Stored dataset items
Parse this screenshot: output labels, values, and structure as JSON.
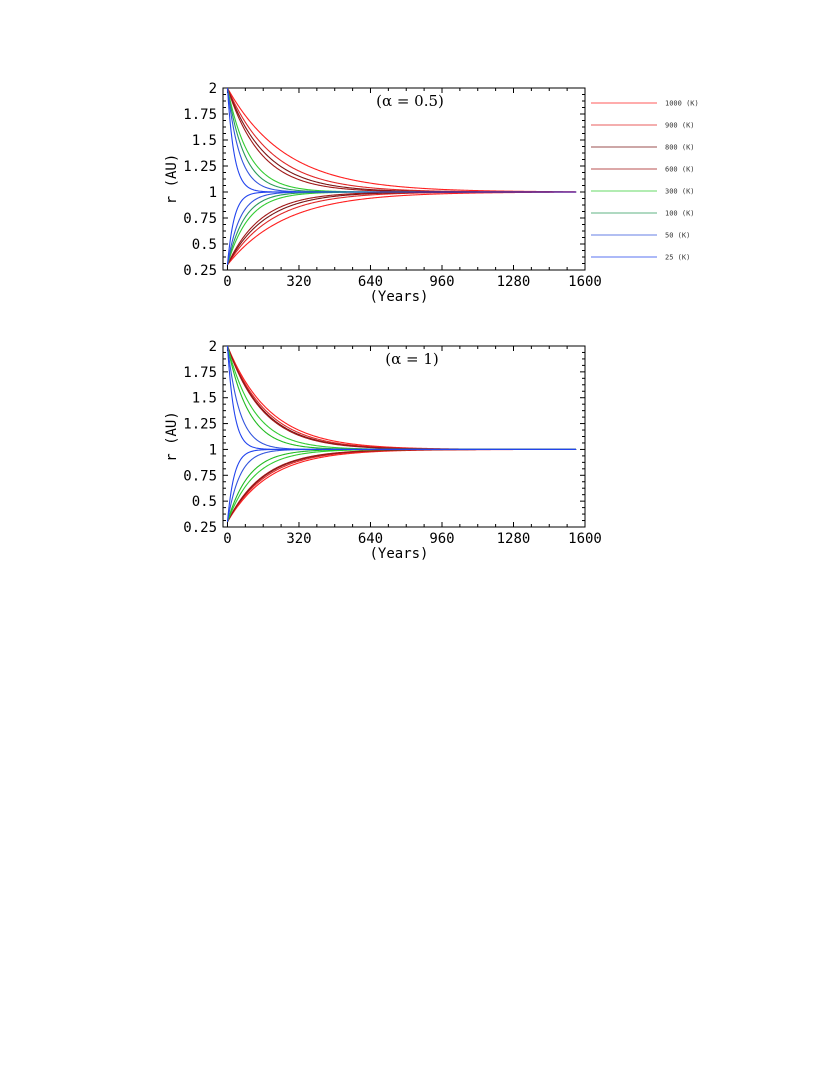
{
  "chart_data": [
    {
      "type": "line",
      "title": "(α = 0.5)",
      "xlabel": "(Years)",
      "ylabel": "r (AU)",
      "xlim": [
        -20,
        1600
      ],
      "ylim": [
        0.25,
        2.0
      ],
      "xticks": [
        "0",
        "320",
        "640",
        "960",
        "1280",
        "1600"
      ],
      "yticks": [
        "0.25",
        "0.5",
        "0.75",
        "1",
        "1.25",
        "1.5",
        "1.75",
        "2"
      ],
      "x_end": 1560,
      "start_values": [
        2.0,
        0.3
      ],
      "converge_value": 1.0,
      "legend_position": "right",
      "series": [
        {
          "name": "1000  (K)",
          "color": "#ff2020",
          "tau": 260
        },
        {
          "name": "900  (K)",
          "color": "#e02828",
          "tau": 200
        },
        {
          "name": "800  (K)",
          "color": "#7a1515",
          "tau": 170
        },
        {
          "name": "600  (K)",
          "color": "#a01818",
          "tau": 150
        },
        {
          "name": "300  (K)",
          "color": "#33cc33",
          "tau": 95
        },
        {
          "name": "100  (K)",
          "color": "#2a9a5a",
          "tau": 75
        },
        {
          "name": "50  (K)",
          "color": "#3355dd",
          "tau": 55
        },
        {
          "name": "25  (K)",
          "color": "#2244ee",
          "tau": 30
        }
      ]
    },
    {
      "type": "line",
      "title": "(α = 1)",
      "xlabel": "(Years)",
      "ylabel": "r (AU)",
      "xlim": [
        -20,
        1600
      ],
      "ylim": [
        0.25,
        2.0
      ],
      "xticks": [
        "0",
        "320",
        "640",
        "960",
        "1280",
        "1600"
      ],
      "yticks": [
        "0.25",
        "0.5",
        "0.75",
        "1",
        "1.25",
        "1.5",
        "1.75",
        "2"
      ],
      "x_end": 1560,
      "start_values": [
        2.0,
        0.3
      ],
      "converge_value": 1.0,
      "series": [
        {
          "color": "#ff2020",
          "tau": 190
        },
        {
          "color": "#e02828",
          "tau": 175
        },
        {
          "color": "#7a1515",
          "tau": 165
        },
        {
          "color": "#a01818",
          "tau": 160
        },
        {
          "color": "#33cc33",
          "tau": 120
        },
        {
          "color": "#22bb22",
          "tau": 95
        },
        {
          "color": "#3355dd",
          "tau": 55
        },
        {
          "color": "#2244ee",
          "tau": 30
        }
      ]
    }
  ]
}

Task details:
Using the data above, print every line exactly, omitting pictures.

Task output:
Parse this screenshot: output labels, values, and structure as JSON.
{
  "chart_data": [
    {
      "type": "line",
      "title": "(α = 0.5)",
      "xlabel": "(Years)",
      "ylabel": "r (AU)",
      "xlim": [
        -20,
        1600
      ],
      "ylim": [
        0.25,
        2.0
      ],
      "xticks": [
        "0",
        "320",
        "640",
        "960",
        "1280",
        "1600"
      ],
      "yticks": [
        "0.25",
        "0.5",
        "0.75",
        "1",
        "1.25",
        "1.5",
        "1.75",
        "2"
      ],
      "x_end": 1560,
      "start_values": [
        2.0,
        0.3
      ],
      "converge_value": 1.0,
      "legend_position": "right",
      "series": [
        {
          "name": "1000  (K)",
          "color": "#ff2020",
          "tau": 260
        },
        {
          "name": "900  (K)",
          "color": "#e02828",
          "tau": 200
        },
        {
          "name": "800  (K)",
          "color": "#7a1515",
          "tau": 170
        },
        {
          "name": "600  (K)",
          "color": "#a01818",
          "tau": 150
        },
        {
          "name": "300  (K)",
          "color": "#33cc33",
          "tau": 95
        },
        {
          "name": "100  (K)",
          "color": "#2a9a5a",
          "tau": 75
        },
        {
          "name": "50  (K)",
          "color": "#3355dd",
          "tau": 55
        },
        {
          "name": "25  (K)",
          "color": "#2244ee",
          "tau": 30
        }
      ]
    },
    {
      "type": "line",
      "title": "(α = 1)",
      "xlabel": "(Years)",
      "ylabel": "r (AU)",
      "xlim": [
        -20,
        1600
      ],
      "ylim": [
        0.25,
        2.0
      ],
      "xticks": [
        "0",
        "320",
        "640",
        "960",
        "1280",
        "1600"
      ],
      "yticks": [
        "0.25",
        "0.5",
        "0.75",
        "1",
        "1.25",
        "1.5",
        "1.75",
        "2"
      ],
      "x_end": 1560,
      "start_values": [
        2.0,
        0.3
      ],
      "converge_value": 1.0,
      "series": [
        {
          "color": "#ff2020",
          "tau": 190
        },
        {
          "color": "#e02828",
          "tau": 175
        },
        {
          "color": "#7a1515",
          "tau": 165
        },
        {
          "color": "#a01818",
          "tau": 160
        },
        {
          "color": "#33cc33",
          "tau": 120
        },
        {
          "color": "#22bb22",
          "tau": 95
        },
        {
          "color": "#3355dd",
          "tau": 55
        },
        {
          "color": "#2244ee",
          "tau": 30
        }
      ]
    }
  ]
}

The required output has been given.